(Records from a collection of figures)
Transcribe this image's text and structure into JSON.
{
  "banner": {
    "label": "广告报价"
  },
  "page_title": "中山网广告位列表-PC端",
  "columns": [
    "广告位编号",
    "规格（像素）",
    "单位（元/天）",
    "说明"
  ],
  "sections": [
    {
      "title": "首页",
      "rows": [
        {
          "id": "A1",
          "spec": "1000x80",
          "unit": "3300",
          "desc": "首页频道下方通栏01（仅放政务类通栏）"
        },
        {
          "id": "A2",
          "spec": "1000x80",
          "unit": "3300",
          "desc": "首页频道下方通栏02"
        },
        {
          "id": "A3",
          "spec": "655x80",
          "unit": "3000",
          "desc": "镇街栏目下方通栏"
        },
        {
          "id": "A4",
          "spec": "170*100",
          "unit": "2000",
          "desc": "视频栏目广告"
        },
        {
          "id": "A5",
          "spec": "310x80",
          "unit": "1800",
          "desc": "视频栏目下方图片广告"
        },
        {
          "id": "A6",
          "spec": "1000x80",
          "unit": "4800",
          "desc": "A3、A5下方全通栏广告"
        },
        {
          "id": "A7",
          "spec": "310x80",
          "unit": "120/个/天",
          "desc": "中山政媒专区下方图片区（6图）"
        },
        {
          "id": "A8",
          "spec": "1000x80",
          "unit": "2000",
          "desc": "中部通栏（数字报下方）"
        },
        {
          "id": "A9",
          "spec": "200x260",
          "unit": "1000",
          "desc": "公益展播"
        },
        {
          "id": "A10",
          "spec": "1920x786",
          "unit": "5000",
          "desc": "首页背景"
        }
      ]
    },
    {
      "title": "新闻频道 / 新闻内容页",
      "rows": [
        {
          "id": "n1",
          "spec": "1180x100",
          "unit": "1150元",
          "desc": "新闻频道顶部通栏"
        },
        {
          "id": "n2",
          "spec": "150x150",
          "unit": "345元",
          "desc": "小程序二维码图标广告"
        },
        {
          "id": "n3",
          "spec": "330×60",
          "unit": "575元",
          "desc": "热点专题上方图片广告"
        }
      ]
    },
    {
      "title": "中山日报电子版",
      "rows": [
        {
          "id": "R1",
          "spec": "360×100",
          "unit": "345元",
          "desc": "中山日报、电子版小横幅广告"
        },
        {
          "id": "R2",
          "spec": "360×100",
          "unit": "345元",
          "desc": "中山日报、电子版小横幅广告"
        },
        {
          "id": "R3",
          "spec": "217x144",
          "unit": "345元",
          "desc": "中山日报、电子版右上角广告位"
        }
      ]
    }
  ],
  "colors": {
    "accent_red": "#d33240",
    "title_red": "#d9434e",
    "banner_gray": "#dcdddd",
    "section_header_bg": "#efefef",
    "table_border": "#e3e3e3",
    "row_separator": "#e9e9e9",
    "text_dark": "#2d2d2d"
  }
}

*Given instruction:*
The records above should all be quoted exactly, please.

*Completed exercise:*
Transcribe this image's text and structure into JSON.
{
  "banner": {
    "label": "广告报价"
  },
  "page_title": "中山网广告位列表-PC端",
  "columns": [
    "广告位编号",
    "规格（像素）",
    "单位（元/天）",
    "说明"
  ],
  "sections": [
    {
      "title": "首页",
      "rows": [
        {
          "id": "A1",
          "spec": "1000x80",
          "unit": "3300",
          "desc": "首页频道下方通栏01（仅放政务类通栏）"
        },
        {
          "id": "A2",
          "spec": "1000x80",
          "unit": "3300",
          "desc": "首页频道下方通栏02"
        },
        {
          "id": "A3",
          "spec": "655x80",
          "unit": "3000",
          "desc": "镇街栏目下方通栏"
        },
        {
          "id": "A4",
          "spec": "170*100",
          "unit": "2000",
          "desc": "视频栏目广告"
        },
        {
          "id": "A5",
          "spec": "310x80",
          "unit": "1800",
          "desc": "视频栏目下方图片广告"
        },
        {
          "id": "A6",
          "spec": "1000x80",
          "unit": "4800",
          "desc": "A3、A5下方全通栏广告"
        },
        {
          "id": "A7",
          "spec": "310x80",
          "unit": "120/个/天",
          "desc": "中山政媒专区下方图片区（6图）"
        },
        {
          "id": "A8",
          "spec": "1000x80",
          "unit": "2000",
          "desc": "中部通栏（数字报下方）"
        },
        {
          "id": "A9",
          "spec": "200x260",
          "unit": "1000",
          "desc": "公益展播"
        },
        {
          "id": "A10",
          "spec": "1920x786",
          "unit": "5000",
          "desc": "首页背景"
        }
      ]
    },
    {
      "title": "新闻频道 / 新闻内容页",
      "rows": [
        {
          "id": "n1",
          "spec": "1180x100",
          "unit": "1150元",
          "desc": "新闻频道顶部通栏"
        },
        {
          "id": "n2",
          "spec": "150x150",
          "unit": "345元",
          "desc": "小程序二维码图标广告"
        },
        {
          "id": "n3",
          "spec": "330×60",
          "unit": "575元",
          "desc": "热点专题上方图片广告"
        }
      ]
    },
    {
      "title": "中山日报电子版",
      "rows": [
        {
          "id": "R1",
          "spec": "360×100",
          "unit": "345元",
          "desc": "中山日报、电子版小横幅广告"
        },
        {
          "id": "R2",
          "spec": "360×100",
          "unit": "345元",
          "desc": "中山日报、电子版小横幅广告"
        },
        {
          "id": "R3",
          "spec": "217x144",
          "unit": "345元",
          "desc": "中山日报、电子版右上角广告位"
        }
      ]
    }
  ],
  "colors": {
    "accent_red": "#d33240",
    "title_red": "#d9434e",
    "banner_gray": "#dcdddd",
    "section_header_bg": "#efefef",
    "table_border": "#e3e3e3",
    "row_separator": "#e9e9e9",
    "text_dark": "#2d2d2d"
  }
}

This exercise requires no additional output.